DESCRIPTION OF THE TASK ▸
Every line containing the word "Articles" needs to be found and copied.

RECORDS SHOWN ▸
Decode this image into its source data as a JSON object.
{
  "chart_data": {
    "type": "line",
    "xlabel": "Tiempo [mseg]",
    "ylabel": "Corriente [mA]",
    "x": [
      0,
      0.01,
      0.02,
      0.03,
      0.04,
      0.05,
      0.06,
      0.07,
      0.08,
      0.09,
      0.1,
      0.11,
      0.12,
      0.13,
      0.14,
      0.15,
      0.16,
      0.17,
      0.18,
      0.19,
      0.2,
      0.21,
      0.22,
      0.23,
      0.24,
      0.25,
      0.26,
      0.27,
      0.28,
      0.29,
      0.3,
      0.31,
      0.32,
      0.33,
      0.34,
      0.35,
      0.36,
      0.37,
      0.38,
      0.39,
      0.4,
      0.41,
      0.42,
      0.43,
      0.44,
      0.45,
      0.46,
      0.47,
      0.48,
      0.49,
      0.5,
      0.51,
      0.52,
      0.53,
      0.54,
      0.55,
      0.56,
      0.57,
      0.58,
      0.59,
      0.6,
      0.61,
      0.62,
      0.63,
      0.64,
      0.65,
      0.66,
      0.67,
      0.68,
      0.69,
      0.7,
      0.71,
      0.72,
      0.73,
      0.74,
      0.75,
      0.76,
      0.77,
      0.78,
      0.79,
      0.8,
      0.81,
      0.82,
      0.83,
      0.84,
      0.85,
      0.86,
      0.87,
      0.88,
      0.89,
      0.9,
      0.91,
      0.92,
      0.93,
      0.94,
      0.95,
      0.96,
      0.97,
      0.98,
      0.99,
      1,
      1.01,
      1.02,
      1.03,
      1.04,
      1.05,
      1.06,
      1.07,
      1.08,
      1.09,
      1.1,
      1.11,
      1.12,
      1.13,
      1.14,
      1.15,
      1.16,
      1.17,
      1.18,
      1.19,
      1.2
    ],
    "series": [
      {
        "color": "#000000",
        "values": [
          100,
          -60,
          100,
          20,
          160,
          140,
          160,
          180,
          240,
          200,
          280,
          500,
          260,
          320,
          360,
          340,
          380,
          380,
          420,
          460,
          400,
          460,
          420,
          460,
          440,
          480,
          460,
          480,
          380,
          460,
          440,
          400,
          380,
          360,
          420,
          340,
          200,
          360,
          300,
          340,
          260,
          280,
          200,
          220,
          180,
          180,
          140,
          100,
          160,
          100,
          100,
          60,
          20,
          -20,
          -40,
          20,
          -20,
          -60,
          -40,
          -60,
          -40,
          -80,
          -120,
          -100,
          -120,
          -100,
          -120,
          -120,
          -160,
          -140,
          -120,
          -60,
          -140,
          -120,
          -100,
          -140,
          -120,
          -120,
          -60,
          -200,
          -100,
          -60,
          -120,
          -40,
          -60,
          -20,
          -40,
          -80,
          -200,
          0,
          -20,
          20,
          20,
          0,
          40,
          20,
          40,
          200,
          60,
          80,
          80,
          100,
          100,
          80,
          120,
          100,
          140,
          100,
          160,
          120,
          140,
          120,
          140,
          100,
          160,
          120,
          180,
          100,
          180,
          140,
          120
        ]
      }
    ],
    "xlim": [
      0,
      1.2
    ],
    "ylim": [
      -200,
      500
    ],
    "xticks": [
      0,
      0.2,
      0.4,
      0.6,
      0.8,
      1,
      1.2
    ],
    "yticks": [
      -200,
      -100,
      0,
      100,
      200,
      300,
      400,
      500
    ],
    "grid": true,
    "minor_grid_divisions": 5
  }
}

* * *

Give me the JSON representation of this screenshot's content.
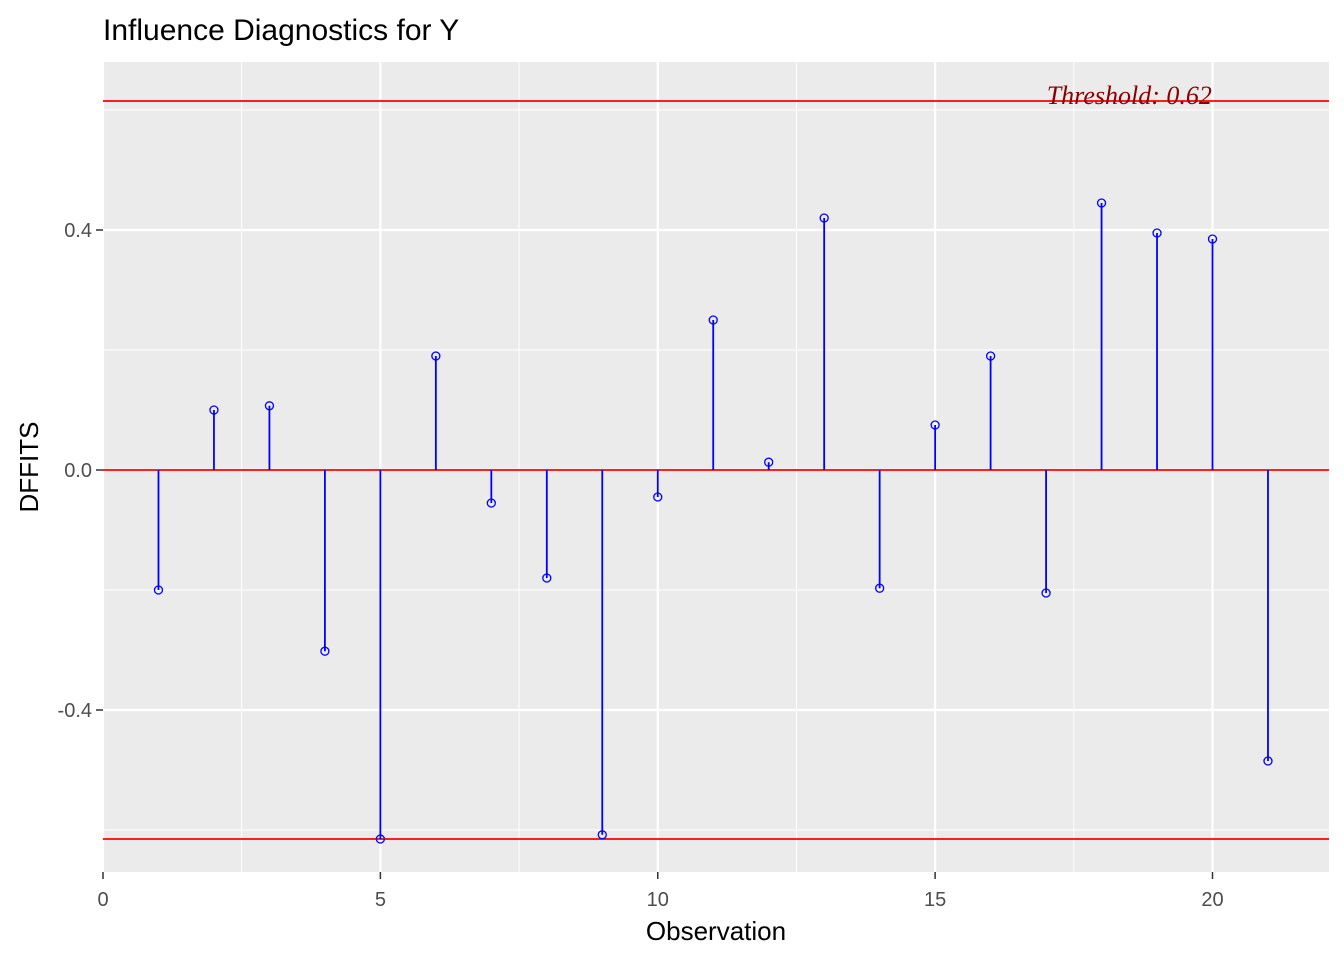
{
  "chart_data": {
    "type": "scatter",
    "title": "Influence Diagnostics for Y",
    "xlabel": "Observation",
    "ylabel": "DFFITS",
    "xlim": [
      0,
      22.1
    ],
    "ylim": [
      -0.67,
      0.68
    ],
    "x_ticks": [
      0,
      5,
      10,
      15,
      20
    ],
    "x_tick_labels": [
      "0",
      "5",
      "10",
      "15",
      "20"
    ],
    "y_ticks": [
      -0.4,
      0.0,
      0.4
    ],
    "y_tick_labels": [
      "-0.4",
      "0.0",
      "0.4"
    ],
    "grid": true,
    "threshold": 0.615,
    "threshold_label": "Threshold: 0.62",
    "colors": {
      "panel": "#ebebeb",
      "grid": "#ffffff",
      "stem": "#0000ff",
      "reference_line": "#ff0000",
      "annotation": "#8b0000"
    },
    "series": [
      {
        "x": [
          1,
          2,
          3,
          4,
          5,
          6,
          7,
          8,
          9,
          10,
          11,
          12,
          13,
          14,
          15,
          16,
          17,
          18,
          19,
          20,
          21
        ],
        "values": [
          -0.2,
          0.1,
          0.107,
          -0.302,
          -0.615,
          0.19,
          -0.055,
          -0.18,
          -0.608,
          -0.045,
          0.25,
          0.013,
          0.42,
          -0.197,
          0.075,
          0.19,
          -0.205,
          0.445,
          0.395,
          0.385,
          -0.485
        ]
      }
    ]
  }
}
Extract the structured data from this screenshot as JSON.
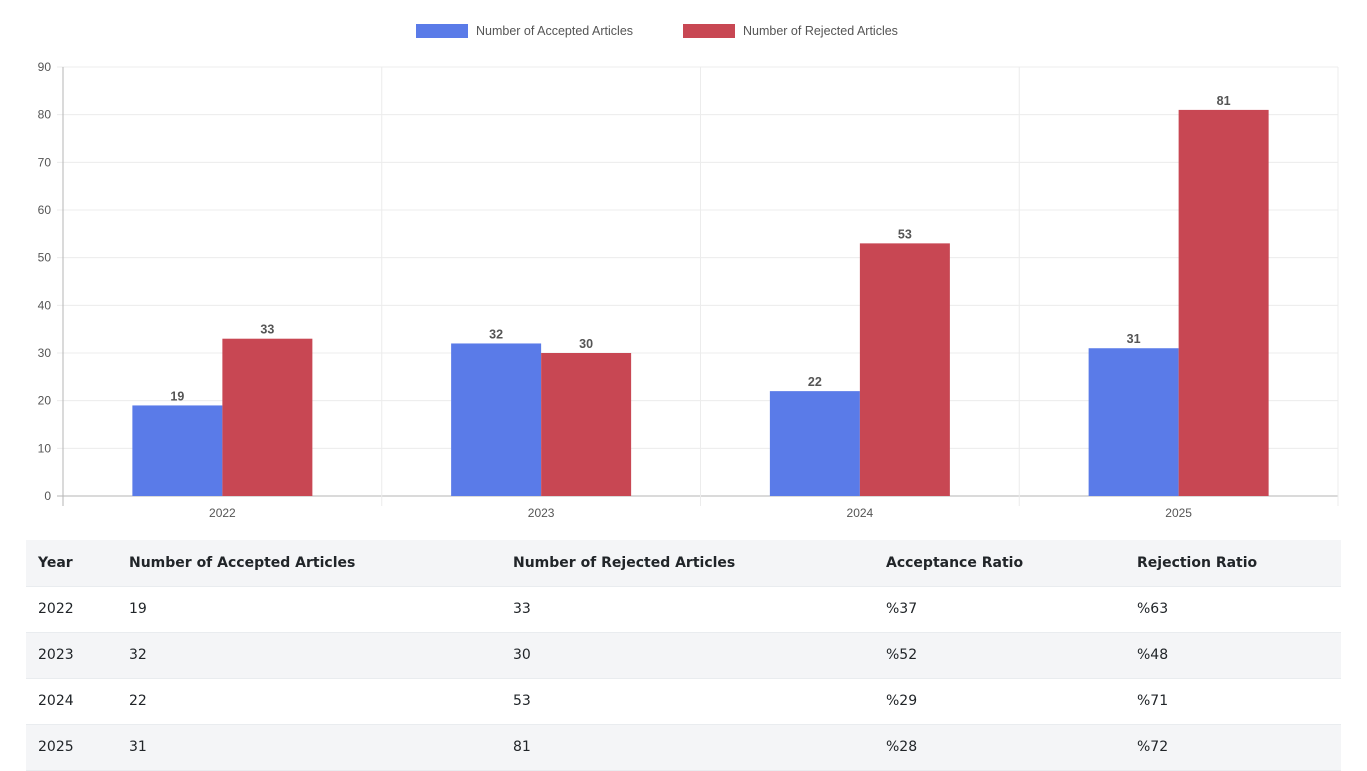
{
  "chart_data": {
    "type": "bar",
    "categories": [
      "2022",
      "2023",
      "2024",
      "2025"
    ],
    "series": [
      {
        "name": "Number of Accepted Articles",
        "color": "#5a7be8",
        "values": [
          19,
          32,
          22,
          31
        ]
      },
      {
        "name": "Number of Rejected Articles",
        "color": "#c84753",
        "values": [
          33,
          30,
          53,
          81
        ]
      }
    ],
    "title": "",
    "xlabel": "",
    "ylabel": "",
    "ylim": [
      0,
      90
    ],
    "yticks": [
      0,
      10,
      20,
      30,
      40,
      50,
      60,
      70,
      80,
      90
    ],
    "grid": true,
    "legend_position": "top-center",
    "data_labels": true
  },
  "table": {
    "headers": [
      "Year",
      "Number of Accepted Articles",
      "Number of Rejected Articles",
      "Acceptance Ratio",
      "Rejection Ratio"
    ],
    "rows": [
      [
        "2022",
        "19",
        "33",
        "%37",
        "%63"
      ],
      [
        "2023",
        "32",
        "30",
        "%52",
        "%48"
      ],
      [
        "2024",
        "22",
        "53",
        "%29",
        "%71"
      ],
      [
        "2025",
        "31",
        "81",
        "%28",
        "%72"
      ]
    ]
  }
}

CORRECT ANSWER ▸
        "name": "Number of Accepted Articles",
        "name": "Number of Rejected Articles",
      "Number of Accepted Articles",
      "Number of Rejected Articles",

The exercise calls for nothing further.